[Saved entries]
════════════════════
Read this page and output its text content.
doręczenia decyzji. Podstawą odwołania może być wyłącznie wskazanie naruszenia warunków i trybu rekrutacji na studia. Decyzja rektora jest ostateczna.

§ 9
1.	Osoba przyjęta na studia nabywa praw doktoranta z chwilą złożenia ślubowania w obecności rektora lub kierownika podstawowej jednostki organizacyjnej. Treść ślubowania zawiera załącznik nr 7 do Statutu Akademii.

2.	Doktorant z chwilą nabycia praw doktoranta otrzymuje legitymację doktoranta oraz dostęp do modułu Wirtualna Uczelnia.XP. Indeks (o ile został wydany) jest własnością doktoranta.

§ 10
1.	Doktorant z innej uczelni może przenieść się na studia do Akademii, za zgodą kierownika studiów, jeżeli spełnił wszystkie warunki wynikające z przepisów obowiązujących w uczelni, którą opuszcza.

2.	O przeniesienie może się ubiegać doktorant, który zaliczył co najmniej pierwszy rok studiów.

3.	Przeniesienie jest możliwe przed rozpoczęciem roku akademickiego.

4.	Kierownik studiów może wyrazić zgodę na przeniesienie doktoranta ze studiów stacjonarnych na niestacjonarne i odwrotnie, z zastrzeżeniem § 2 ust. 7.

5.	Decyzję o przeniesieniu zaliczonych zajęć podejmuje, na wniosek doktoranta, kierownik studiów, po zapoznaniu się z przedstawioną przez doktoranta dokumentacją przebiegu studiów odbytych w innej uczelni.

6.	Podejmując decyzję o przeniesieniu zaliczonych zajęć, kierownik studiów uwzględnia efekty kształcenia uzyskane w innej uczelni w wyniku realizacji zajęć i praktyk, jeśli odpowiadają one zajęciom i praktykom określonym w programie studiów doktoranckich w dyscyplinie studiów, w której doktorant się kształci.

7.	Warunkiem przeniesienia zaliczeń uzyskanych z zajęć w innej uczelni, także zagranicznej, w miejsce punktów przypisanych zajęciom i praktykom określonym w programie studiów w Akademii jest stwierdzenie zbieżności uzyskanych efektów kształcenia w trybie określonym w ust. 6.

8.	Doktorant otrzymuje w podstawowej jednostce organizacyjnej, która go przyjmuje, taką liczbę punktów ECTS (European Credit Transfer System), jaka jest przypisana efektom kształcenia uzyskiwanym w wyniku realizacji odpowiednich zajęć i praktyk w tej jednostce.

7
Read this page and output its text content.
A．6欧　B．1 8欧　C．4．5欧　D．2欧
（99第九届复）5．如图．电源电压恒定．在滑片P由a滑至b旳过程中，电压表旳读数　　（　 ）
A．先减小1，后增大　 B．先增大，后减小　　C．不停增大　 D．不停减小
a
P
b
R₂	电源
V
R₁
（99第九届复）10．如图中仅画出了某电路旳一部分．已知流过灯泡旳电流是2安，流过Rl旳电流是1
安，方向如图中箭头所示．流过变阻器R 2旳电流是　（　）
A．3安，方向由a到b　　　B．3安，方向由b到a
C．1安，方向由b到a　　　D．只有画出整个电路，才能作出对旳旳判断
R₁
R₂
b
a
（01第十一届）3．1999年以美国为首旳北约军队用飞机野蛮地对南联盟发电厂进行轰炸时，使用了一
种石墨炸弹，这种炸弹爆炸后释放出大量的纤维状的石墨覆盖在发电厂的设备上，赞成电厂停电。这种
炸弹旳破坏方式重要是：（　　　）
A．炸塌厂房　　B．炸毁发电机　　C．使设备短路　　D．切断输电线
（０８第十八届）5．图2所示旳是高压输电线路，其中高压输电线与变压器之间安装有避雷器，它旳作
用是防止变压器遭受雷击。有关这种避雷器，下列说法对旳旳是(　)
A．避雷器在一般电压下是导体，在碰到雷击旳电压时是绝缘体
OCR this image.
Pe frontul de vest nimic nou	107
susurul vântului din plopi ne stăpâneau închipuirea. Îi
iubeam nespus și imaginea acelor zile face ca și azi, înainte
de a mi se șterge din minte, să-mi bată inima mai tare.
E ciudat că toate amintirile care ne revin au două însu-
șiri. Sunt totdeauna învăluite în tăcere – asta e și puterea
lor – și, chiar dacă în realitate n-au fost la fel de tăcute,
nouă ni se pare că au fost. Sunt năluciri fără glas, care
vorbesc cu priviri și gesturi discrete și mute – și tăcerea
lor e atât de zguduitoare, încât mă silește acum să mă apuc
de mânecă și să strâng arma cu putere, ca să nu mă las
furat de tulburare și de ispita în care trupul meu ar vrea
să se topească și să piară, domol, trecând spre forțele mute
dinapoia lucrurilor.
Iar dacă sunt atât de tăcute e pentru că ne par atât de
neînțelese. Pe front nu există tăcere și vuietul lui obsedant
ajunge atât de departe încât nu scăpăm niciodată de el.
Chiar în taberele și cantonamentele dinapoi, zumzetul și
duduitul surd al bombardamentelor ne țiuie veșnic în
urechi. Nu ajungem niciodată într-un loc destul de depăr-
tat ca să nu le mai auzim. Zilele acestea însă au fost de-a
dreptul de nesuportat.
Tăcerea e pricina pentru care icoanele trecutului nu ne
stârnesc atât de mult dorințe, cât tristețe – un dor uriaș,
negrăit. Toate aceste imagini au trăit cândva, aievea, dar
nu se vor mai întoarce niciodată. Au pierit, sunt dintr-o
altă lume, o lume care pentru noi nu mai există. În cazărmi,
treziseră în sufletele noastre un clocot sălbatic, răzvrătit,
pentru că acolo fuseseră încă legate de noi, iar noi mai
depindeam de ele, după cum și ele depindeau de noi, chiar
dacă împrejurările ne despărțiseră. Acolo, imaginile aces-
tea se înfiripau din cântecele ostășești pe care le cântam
════════════════════
> [Instruction] Copy out all lines where the word "tăcute" appears.

> [Solved problem]
lor – și, chiar dacă în realitate n-au fost la fel de tăcute,
Iar dacă sunt atât de tăcute e pentru că ne par atât de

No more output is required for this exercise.